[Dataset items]
^^^^^^^^
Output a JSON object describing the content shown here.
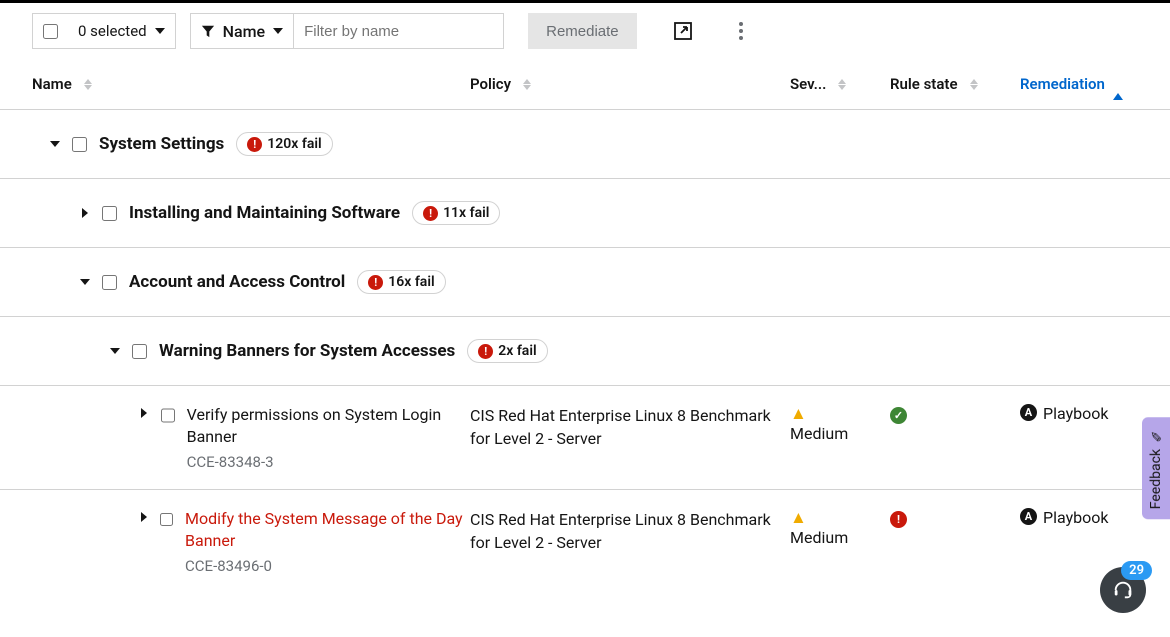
{
  "toolbar": {
    "selected_text": "0 selected",
    "filter_type_label": "Name",
    "filter_placeholder": "Filter by name",
    "remediate_label": "Remediate"
  },
  "columns": {
    "name": "Name",
    "policy": "Policy",
    "severity": "Sev...",
    "rule_state": "Rule state",
    "remediation": "Remediation"
  },
  "groups": {
    "g0": {
      "title": "System Settings",
      "fail": "120x fail"
    },
    "g1": {
      "title": "Installing and Maintaining Software",
      "fail": "11x fail"
    },
    "g2": {
      "title": "Account and Access Control",
      "fail": "16x fail"
    },
    "g3": {
      "title": "Warning Banners for System Accesses",
      "fail": "2x fail"
    }
  },
  "rules": {
    "r0": {
      "name": "Verify permissions on System Login Banner",
      "cce": "CCE-83348-3",
      "policy": "CIS Red Hat Enterprise Linux 8 Benchmark for Level 2 - Server",
      "severity": "Medium",
      "remediation": "Playbook"
    },
    "r1": {
      "name": "Modify the System Message of the Day Banner",
      "cce": "CCE-83496-0",
      "policy": "CIS Red Hat Enterprise Linux 8 Benchmark for Level 2 - Server",
      "severity": "Medium",
      "remediation": "Playbook"
    }
  },
  "feedback_label": "Feedback",
  "fab_badge": "29"
}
^^^^^^^^
## [WORK TO DO]
Reproduce every entry word for word, but omit the pictures.

## [RESULT OF THE EXERCISE]
Output a JSON object describing the content shown here.
{
  "toolbar": {
    "selected_text": "0 selected",
    "filter_type_label": "Name",
    "filter_placeholder": "Filter by name",
    "remediate_label": "Remediate"
  },
  "columns": {
    "name": "Name",
    "policy": "Policy",
    "severity": "Sev...",
    "rule_state": "Rule state",
    "remediation": "Remediation"
  },
  "groups": {
    "g0": {
      "title": "System Settings",
      "fail": "120x fail"
    },
    "g1": {
      "title": "Installing and Maintaining Software",
      "fail": "11x fail"
    },
    "g2": {
      "title": "Account and Access Control",
      "fail": "16x fail"
    },
    "g3": {
      "title": "Warning Banners for System Accesses",
      "fail": "2x fail"
    }
  },
  "rules": {
    "r0": {
      "name": "Verify permissions on System Login Banner",
      "cce": "CCE-83348-3",
      "policy": "CIS Red Hat Enterprise Linux 8 Benchmark for Level 2 - Server",
      "severity": "Medium",
      "remediation": "Playbook"
    },
    "r1": {
      "name": "Modify the System Message of the Day Banner",
      "cce": "CCE-83496-0",
      "policy": "CIS Red Hat Enterprise Linux 8 Benchmark for Level 2 - Server",
      "severity": "Medium",
      "remediation": "Playbook"
    }
  },
  "feedback_label": "Feedback",
  "fab_badge": "29"
}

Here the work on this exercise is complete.